* [Written exercise]
Return all of the entries word for word, but omit the pictures they contain.

Stored records:
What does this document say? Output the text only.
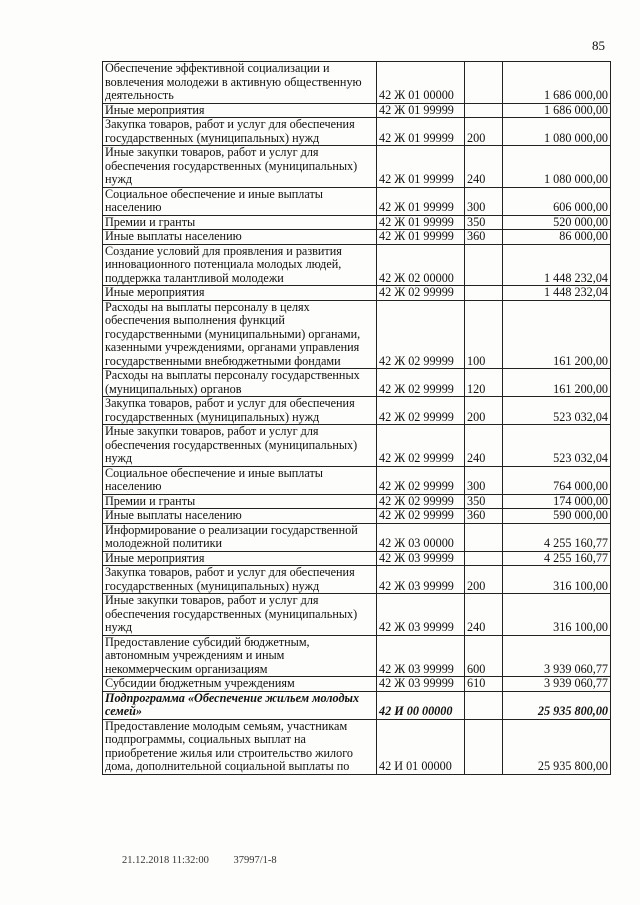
85
Обеспечение эффективной социализации и вовлечения молодежи в активную общественную деятельность	42 Ж 01 00000		1 686 000,00
Иные мероприятия	42 Ж 01 99999		1 686 000,00
Закупка товаров, работ и услуг для обеспечения государственных (муниципальных) нужд	42 Ж 01 99999	200	1 080 000,00
Иные закупки товаров, работ и услуг для обеспечения государственных (муниципальных) нужд	42 Ж 01 99999	240	1 080 000,00
Социальное обеспечение и иные выплаты населению	42 Ж 01 99999	300	606 000,00
Премии и гранты	42 Ж 01 99999	350	520 000,00
Иные выплаты населению	42 Ж 01 99999	360	86 000,00
Создание условий для проявления и развития инновационного потенциала молодых людей, поддержка талантливой молодежи	42 Ж 02 00000		1 448 232,04
Иные мероприятия	42 Ж 02 99999		1 448 232,04
Расходы на выплаты персоналу в целях обеспечения выполнения функций государственными (муниципальными) органами, казенными учреждениями, органами управления государственными внебюджетными фондами	42 Ж 02 99999	100	161 200,00
Расходы на выплаты персоналу государственных (муниципальных) органов	42 Ж 02 99999	120	161 200,00
Закупка товаров, работ и услуг для обеспечения государственных (муниципальных) нужд	42 Ж 02 99999	200	523 032,04
Иные закупки товаров, работ и услуг для обеспечения государственных (муниципальных) нужд	42 Ж 02 99999	240	523 032,04
Социальное обеспечение и иные выплаты населению	42 Ж 02 99999	300	764 000,00
Премии и гранты	42 Ж 02 99999	350	174 000,00
Иные выплаты населению	42 Ж 02 99999	360	590 000,00
Информирование о реализации государственной молодежной политики	42 Ж 03 00000		4 255 160,77
Иные мероприятия	42 Ж 03 99999		4 255 160,77
Закупка товаров, работ и услуг для обеспечения государственных (муниципальных) нужд	42 Ж 03 99999	200	316 100,00
Иные закупки товаров, работ и услуг для обеспечения государственных (муниципальных) нужд	42 Ж 03 99999	240	316 100,00
Предоставление субсидий бюджетным, автономным учреждениям и иным некоммерческим организациям	42 Ж 03 99999	600	3 939 060,77
Субсидии бюджетным учреждениям	42 Ж 03 99999	610	3 939 060,77
Подпрограмма «Обеспечение жильем молодых семей»	42 И 00 00000		25 935 800,00
Предоставление молодым семьям, участникам подпрограммы, социальных выплат на приобретение жилья или строительство жилого дома, дополнительной социальной выплаты по	42 И 01 00000		25 935 800,00
21.12.2018 11:32:00 37997/1-8
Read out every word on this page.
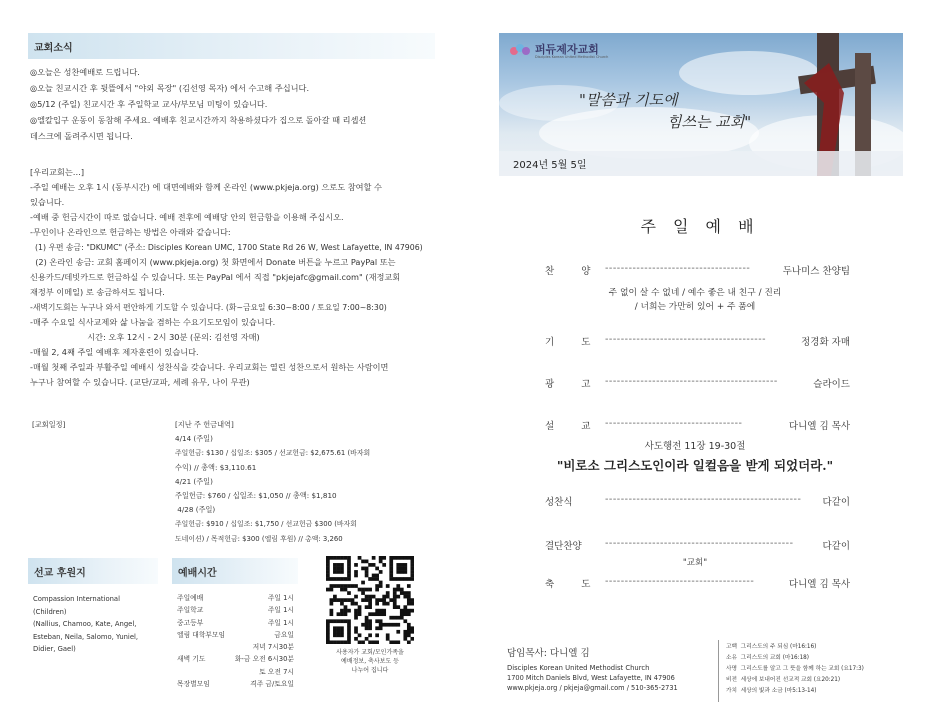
교회소식
◎오늘은 성찬예배로 드립니다.
◎오늘 친교시간 후 뒷뜰에서 "야외 목장" (김선영 목자) 에서 수고해 주십니다.
◎5/12 (주일) 친교시간 후 주일학교 교사/부모님 미팅이 있습니다.
◎엘칼입구 운동이 동참해 주세요. 예배후 친교시간까지 착용하셨다가 집으로 돌아갈 때 리셉션
데스크에 돌려주시면 됩니다.
[우리교회는…]
-주일 예배는 오후 1시 (동부시간) 에 대면예배와 함께 온라인 (www.pkjeja.org) 으로도 참여할 수
있습니다.
-예배 중 헌금시간이 따로 없습니다. 예배 전후에 예배당 안의 헌금함을 이용해 주십시오.
-무인이나 온라인으로 헌금하는 방법은 아래와 같습니다:
(1) 우편 송금: "DKUMC" (주소: Disciples Korean UMC, 1700 State Rd 26 W, West Lafayette, IN 47906)
(2) 온라인 송금: 교회 홈페이지 (www.pkjeja.org) 첫 화면에서 Donate 버튼을 누르고 PayPal 또는
신용카드/데빗카드로 헌금하실 수 있습니다. 또는 PayPal 에서 직접 "pkjejafc@gmail.com" (재정교회
재정부 이메일) 로 송금하셔도 됩니다.
-새벽기도회는 누구나 와서 편안하게 기도할 수 있습니다. (화~금요일 6:30~8:00 / 토요일 7:00~8:30)
-매주 수요일 식사교제와 삶 나눔을 겸하는 수요기도모임이 있습니다.
시간: 오후 12시 - 2시 30분 (문의: 김선영 자매)
-매월 2, 4째 주일 예배후 제자훈련이 있습니다.
-매월 첫째 주일과 부활주일 예배시 성찬식을 갖습니다. 우리교회는 열린 성찬으로서 원하는 사람이면
누구나 참여할 수 있습니다. (교단/교파, 세례 유무, 나이 무관)
[교회일정]	[지난 주 헌금내역]
4/14 (주일)
주일헌금: $130 / 십일조: $305 / 선교헌금: $2,675.61 (바자회
수익) // 총액: $3,110.61
4/21 (주일)
주일헌금: $760 / 십일조: $1,050 // 총액: $1,810
4/28 (주일)
주일헌금: $910 / 십일조: $1,750 / 선교헌금 $300 (바자회
도네이션) / 목적헌금: $300 (엘림 후원) // 총액: 3,260
선교 후원지
Compassion International
(Children)
(Nallius, Chamoo, Kate, Angel,
Esteban, Neila, Salomo, Yuniel,
Didier, Gael)
예배시간
주일예배	주일 1시
주일학교	주일 1시
중고등부	주일 1시
엘림 대학부모임	금요일
저녁 7시30분
새벽 기도	화-금 오전 6시30분
토 오전 7시
목장별모임	격주 금/토요일
사용자가 교회/모인가족을
예배정보, 축사보도 등
나누어 집니다
퍼듀제자교회
Disciples Korean United Methodist Church
"말씀과 기도에
힘쓰는 교회"
2024년 5월 5일
주 일 예 배
찬 양 -------------------------------------	두나미스 찬양팀
주 없이 살 수 없네 / 예수 좋은 내 친구 / 진리
/ 너희는 가만히 있어 + 주 품에
기 도 -----------------------------------------	정경화 자매
광 고 --------------------------------------------	슬라이드
설 교 -----------------------------------	다니엘 김 목사
사도행전 11장 19-30절
"비로소 그리스도인이라 일컬음을 받게 되었더라."
성찬식	-------------------------------------------------- 다같이
결단찬양 ------------------------------------------------	다같이
"교회"
축 도 --------------------------------------	다니엘 김 목사
담임목사: 다니엘 김
Disciples Korean United Methodist Church
1700 Mitch Daniels Blvd, West Lafayette, IN 47906
www.pkjeja.org / pkjeja@gmail.com / 510-365-2731
고백 그리스도의 주 되심 (마16:16)
소유 그리스도의 교회 (마16:18)
사명 그리스도를 알고 그 뜻을 함께 하는 교회 (요17:3)
비전 세상에 보내어진 선교적 교회 (요20:21)
가치 세상의 빛과 소금 (마5:13-14)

* [Written response]
What does this document say? Output the text only.
85
Обеспечение эффективной социализации и вовлечения молодежи в активную общественную деятельность	42 Ж 01 00000		1 686 000,00
Иные мероприятия	42 Ж 01 99999		1 686 000,00
Закупка товаров, работ и услуг для обеспечения государственных (муниципальных) нужд	42 Ж 01 99999	200	1 080 000,00
Иные закупки товаров, работ и услуг для обеспечения государственных (муниципальных) нужд	42 Ж 01 99999	240	1 080 000,00
Социальное обеспечение и иные выплаты населению	42 Ж 01 99999	300	606 000,00
Премии и гранты	42 Ж 01 99999	350	520 000,00
Иные выплаты населению	42 Ж 01 99999	360	86 000,00
Создание условий для проявления и развития инновационного потенциала молодых людей, поддержка талантливой молодежи	42 Ж 02 00000		1 448 232,04
Иные мероприятия	42 Ж 02 99999		1 448 232,04
Расходы на выплаты персоналу в целях обеспечения выполнения функций государственными (муниципальными) органами, казенными учреждениями, органами управления государственными внебюджетными фондами	42 Ж 02 99999	100	161 200,00
Расходы на выплаты персоналу государственных (муниципальных) органов	42 Ж 02 99999	120	161 200,00
Закупка товаров, работ и услуг для обеспечения государственных (муниципальных) нужд	42 Ж 02 99999	200	523 032,04
Иные закупки товаров, работ и услуг для обеспечения государственных (муниципальных) нужд	42 Ж 02 99999	240	523 032,04
Социальное обеспечение и иные выплаты населению	42 Ж 02 99999	300	764 000,00
Премии и гранты	42 Ж 02 99999	350	174 000,00
Иные выплаты населению	42 Ж 02 99999	360	590 000,00
Информирование о реализации государственной молодежной политики	42 Ж 03 00000		4 255 160,77
Иные мероприятия	42 Ж 03 99999		4 255 160,77
Закупка товаров, работ и услуг для обеспечения государственных (муниципальных) нужд	42 Ж 03 99999	200	316 100,00
Иные закупки товаров, работ и услуг для обеспечения государственных (муниципальных) нужд	42 Ж 03 99999	240	316 100,00
Предоставление субсидий бюджетным, автономным учреждениям и иным некоммерческим организациям	42 Ж 03 99999	600	3 939 060,77
Субсидии бюджетным учреждениям	42 Ж 03 99999	610	3 939 060,77
Подпрограмма «Обеспечение жильем молодых семей»	42 И 00 00000		25 935 800,00
Предоставление молодым семьям, участникам подпрограммы, социальных выплат на приобретение жилья или строительство жилого дома, дополнительной социальной выплаты по	42 И 01 00000		25 935 800,00
21.12.2018 11:32:00 37997/1-8
Read out every word on this page.
교회소식
◎오늘은 성찬예배로 드립니다.
◎오늘 친교시간 후 뒷뜰에서 "야외 목장" (김선영 목자) 에서 수고해 주십니다.
◎5/12 (주일) 친교시간 후 주일학교 교사/부모님 미팅이 있습니다.
◎엘칼입구 운동이 동참해 주세요. 예배후 친교시간까지 착용하셨다가 집으로 돌아갈 때 리셉션
데스크에 돌려주시면 됩니다.
[우리교회는…]
-주일 예배는 오후 1시 (동부시간) 에 대면예배와 함께 온라인 (www.pkjeja.org) 으로도 참여할 수
있습니다.
-예배 중 헌금시간이 따로 없습니다. 예배 전후에 예배당 안의 헌금함을 이용해 주십시오.
-무인이나 온라인으로 헌금하는 방법은 아래와 같습니다:
(1) 우편 송금: "DKUMC" (주소: Disciples Korean UMC, 1700 State Rd 26 W, West Lafayette, IN 47906)
(2) 온라인 송금: 교회 홈페이지 (www.pkjeja.org) 첫 화면에서 Donate 버튼을 누르고 PayPal 또는
신용카드/데빗카드로 헌금하실 수 있습니다. 또는 PayPal 에서 직접 "pkjejafc@gmail.com" (재정교회
재정부 이메일) 로 송금하셔도 됩니다.
-새벽기도회는 누구나 와서 편안하게 기도할 수 있습니다. (화~금요일 6:30~8:00 / 토요일 7:00~8:30)
-매주 수요일 식사교제와 삶 나눔을 겸하는 수요기도모임이 있습니다.
시간: 오후 12시 - 2시 30분 (문의: 김선영 자매)
-매월 2, 4째 주일 예배후 제자훈련이 있습니다.
-매월 첫째 주일과 부활주일 예배시 성찬식을 갖습니다. 우리교회는 열린 성찬으로서 원하는 사람이면
누구나 참여할 수 있습니다. (교단/교파, 세례 유무, 나이 무관)
[교회일정]	[지난 주 헌금내역]
4/14 (주일)
주일헌금: $130 / 십일조: $305 / 선교헌금: $2,675.61 (바자회
수익) // 총액: $3,110.61
4/21 (주일)
주일헌금: $760 / 십일조: $1,050 // 총액: $1,810
4/28 (주일)
주일헌금: $910 / 십일조: $1,750 / 선교헌금 $300 (바자회
도네이션) / 목적헌금: $300 (엘림 후원) // 총액: 3,260
선교 후원지
Compassion International
(Children)
(Nallius, Chamoo, Kate, Angel,
Esteban, Neila, Salomo, Yuniel,
Didier, Gael)
예배시간
주일예배	주일 1시
주일학교	주일 1시
중고등부	주일 1시
엘림 대학부모임	금요일
저녁 7시30분
새벽 기도	화-금 오전 6시30분
토 오전 7시
목장별모임	격주 금/토요일
사용자가 교회/모인가족을
예배정보, 축사보도 등
나누어 집니다
퍼듀제자교회
Disciples Korean United Methodist Church
"말씀과 기도에
힘쓰는 교회"
2024년 5월 5일
주 일 예 배
찬 양 -------------------------------------	두나미스 찬양팀
주 없이 살 수 없네 / 예수 좋은 내 친구 / 진리
/ 너희는 가만히 있어 + 주 품에
기 도 -----------------------------------------	정경화 자매
광 고 --------------------------------------------	슬라이드
설 교 -----------------------------------	다니엘 김 목사
사도행전 11장 19-30절
"비로소 그리스도인이라 일컬음을 받게 되었더라."
성찬식	-------------------------------------------------- 다같이
결단찬양 ------------------------------------------------	다같이
"교회"
축 도 --------------------------------------	다니엘 김 목사
담임목사: 다니엘 김
Disciples Korean United Methodist Church
1700 Mitch Daniels Blvd, West Lafayette, IN 47906
www.pkjeja.org / pkjeja@gmail.com / 510-365-2731
고백 그리스도의 주 되심 (마16:16)
소유 그리스도의 교회 (마16:18)
사명 그리스도를 알고 그 뜻을 함께 하는 교회 (요17:3)
비전 세상에 보내어진 선교적 교회 (요20:21)
가치 세상의 빛과 소금 (마5:13-14)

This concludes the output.